#### Challenge
Search the data for the string "static" and gather each line it is in.

Stored data:
+===+

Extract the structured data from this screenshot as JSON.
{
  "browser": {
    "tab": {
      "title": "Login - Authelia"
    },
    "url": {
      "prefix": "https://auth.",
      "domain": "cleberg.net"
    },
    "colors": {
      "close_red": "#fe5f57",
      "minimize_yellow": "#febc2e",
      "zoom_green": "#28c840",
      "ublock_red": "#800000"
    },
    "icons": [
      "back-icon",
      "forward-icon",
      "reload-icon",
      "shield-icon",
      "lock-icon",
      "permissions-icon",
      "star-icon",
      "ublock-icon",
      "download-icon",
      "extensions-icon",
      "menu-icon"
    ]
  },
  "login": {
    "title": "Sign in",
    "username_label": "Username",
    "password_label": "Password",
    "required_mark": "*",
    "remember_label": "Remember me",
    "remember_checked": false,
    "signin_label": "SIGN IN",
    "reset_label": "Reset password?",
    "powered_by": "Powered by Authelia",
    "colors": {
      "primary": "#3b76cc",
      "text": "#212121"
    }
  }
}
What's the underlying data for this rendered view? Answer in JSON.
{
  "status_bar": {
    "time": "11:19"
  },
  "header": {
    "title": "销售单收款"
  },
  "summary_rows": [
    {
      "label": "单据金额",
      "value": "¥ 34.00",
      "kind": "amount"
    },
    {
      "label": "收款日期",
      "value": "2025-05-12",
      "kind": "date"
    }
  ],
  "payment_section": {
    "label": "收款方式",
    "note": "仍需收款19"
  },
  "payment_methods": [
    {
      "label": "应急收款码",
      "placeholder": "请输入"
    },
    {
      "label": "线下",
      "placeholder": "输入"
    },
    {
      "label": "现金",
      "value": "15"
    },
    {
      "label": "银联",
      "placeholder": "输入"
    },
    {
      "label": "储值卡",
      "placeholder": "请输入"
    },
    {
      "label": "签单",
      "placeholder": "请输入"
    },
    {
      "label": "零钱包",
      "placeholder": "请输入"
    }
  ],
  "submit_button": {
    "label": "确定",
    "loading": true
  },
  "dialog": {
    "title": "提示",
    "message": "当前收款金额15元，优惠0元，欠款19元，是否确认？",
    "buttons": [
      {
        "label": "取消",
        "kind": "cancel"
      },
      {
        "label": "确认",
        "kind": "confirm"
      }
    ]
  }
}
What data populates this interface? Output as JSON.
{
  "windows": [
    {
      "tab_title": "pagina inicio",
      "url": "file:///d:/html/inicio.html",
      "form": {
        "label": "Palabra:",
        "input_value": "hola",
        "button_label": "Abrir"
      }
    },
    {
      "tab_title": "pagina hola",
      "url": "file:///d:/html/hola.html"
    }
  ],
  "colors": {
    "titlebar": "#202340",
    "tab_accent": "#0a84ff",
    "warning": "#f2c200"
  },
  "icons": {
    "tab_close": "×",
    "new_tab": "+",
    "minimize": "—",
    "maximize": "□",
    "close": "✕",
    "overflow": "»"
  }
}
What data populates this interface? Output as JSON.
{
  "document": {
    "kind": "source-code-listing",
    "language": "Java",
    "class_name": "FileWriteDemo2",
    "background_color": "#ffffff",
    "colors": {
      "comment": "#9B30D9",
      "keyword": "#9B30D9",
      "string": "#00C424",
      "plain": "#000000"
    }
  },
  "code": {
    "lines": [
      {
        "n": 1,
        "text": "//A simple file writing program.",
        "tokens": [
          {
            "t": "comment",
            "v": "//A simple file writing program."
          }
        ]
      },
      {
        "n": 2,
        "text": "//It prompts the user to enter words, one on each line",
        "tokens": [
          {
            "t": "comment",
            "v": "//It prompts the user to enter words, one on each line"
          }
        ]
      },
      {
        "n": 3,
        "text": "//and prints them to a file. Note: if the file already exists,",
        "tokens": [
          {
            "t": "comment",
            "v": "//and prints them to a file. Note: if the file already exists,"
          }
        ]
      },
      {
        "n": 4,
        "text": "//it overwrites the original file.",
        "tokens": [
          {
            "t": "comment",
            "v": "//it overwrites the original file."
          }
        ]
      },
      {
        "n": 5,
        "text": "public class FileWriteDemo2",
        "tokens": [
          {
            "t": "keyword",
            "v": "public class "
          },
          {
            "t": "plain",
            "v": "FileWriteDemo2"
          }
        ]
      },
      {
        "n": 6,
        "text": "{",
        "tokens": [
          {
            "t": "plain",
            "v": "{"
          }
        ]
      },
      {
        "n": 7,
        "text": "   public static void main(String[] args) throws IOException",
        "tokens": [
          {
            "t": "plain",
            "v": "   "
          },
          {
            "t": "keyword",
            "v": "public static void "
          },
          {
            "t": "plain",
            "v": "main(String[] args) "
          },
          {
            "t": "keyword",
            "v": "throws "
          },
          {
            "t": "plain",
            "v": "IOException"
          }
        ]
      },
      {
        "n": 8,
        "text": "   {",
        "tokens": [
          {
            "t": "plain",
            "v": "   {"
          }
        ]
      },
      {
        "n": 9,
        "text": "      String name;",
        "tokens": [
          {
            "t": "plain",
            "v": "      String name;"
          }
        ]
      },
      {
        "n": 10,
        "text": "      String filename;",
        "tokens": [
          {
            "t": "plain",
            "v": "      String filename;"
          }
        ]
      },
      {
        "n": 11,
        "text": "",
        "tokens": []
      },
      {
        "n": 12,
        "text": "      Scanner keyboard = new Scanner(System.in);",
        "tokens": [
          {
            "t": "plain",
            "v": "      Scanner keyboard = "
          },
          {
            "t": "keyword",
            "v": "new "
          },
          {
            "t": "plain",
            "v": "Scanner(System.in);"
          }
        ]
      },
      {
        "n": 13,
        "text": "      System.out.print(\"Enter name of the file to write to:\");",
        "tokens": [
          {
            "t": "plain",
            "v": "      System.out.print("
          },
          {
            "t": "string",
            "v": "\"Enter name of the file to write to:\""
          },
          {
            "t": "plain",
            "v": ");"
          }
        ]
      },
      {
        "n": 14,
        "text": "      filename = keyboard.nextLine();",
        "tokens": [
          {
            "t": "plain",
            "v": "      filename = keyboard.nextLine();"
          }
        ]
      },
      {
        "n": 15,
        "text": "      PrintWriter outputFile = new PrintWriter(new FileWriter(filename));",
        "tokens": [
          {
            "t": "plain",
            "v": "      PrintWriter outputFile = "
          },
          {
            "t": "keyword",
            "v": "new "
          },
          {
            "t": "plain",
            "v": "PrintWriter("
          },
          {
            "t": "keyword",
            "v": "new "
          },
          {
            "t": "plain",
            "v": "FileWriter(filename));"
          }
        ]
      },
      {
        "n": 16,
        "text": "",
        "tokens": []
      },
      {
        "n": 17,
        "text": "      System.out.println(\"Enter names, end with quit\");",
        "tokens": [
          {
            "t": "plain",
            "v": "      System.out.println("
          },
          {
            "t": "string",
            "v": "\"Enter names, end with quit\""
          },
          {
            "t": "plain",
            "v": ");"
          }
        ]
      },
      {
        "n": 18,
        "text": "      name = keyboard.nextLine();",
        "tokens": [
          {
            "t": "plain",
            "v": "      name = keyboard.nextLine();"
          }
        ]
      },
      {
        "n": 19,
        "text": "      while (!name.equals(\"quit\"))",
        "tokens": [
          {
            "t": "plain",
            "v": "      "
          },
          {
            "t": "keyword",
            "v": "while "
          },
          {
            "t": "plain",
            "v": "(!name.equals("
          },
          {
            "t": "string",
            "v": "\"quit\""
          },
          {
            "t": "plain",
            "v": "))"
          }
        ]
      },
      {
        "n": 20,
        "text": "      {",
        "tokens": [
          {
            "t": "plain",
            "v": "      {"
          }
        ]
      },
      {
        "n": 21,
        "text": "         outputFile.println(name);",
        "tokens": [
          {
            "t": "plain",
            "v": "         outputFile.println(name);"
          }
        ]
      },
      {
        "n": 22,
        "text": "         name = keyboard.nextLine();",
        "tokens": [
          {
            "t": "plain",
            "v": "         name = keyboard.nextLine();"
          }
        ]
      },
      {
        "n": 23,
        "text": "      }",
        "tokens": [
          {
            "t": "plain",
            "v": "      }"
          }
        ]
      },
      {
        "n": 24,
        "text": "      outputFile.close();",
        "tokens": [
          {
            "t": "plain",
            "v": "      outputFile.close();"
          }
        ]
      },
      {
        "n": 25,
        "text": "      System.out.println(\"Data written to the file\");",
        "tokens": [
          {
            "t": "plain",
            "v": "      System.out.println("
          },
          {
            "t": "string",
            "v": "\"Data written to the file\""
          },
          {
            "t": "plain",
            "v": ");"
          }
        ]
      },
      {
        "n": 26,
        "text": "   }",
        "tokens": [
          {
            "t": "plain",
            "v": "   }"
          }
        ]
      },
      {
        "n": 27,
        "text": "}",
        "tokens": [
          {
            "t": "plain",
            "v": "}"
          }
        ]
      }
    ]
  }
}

+===+

#### Written answer
        "text": "   public static void main(String[] args) throws IOException",
            "v": "public static void "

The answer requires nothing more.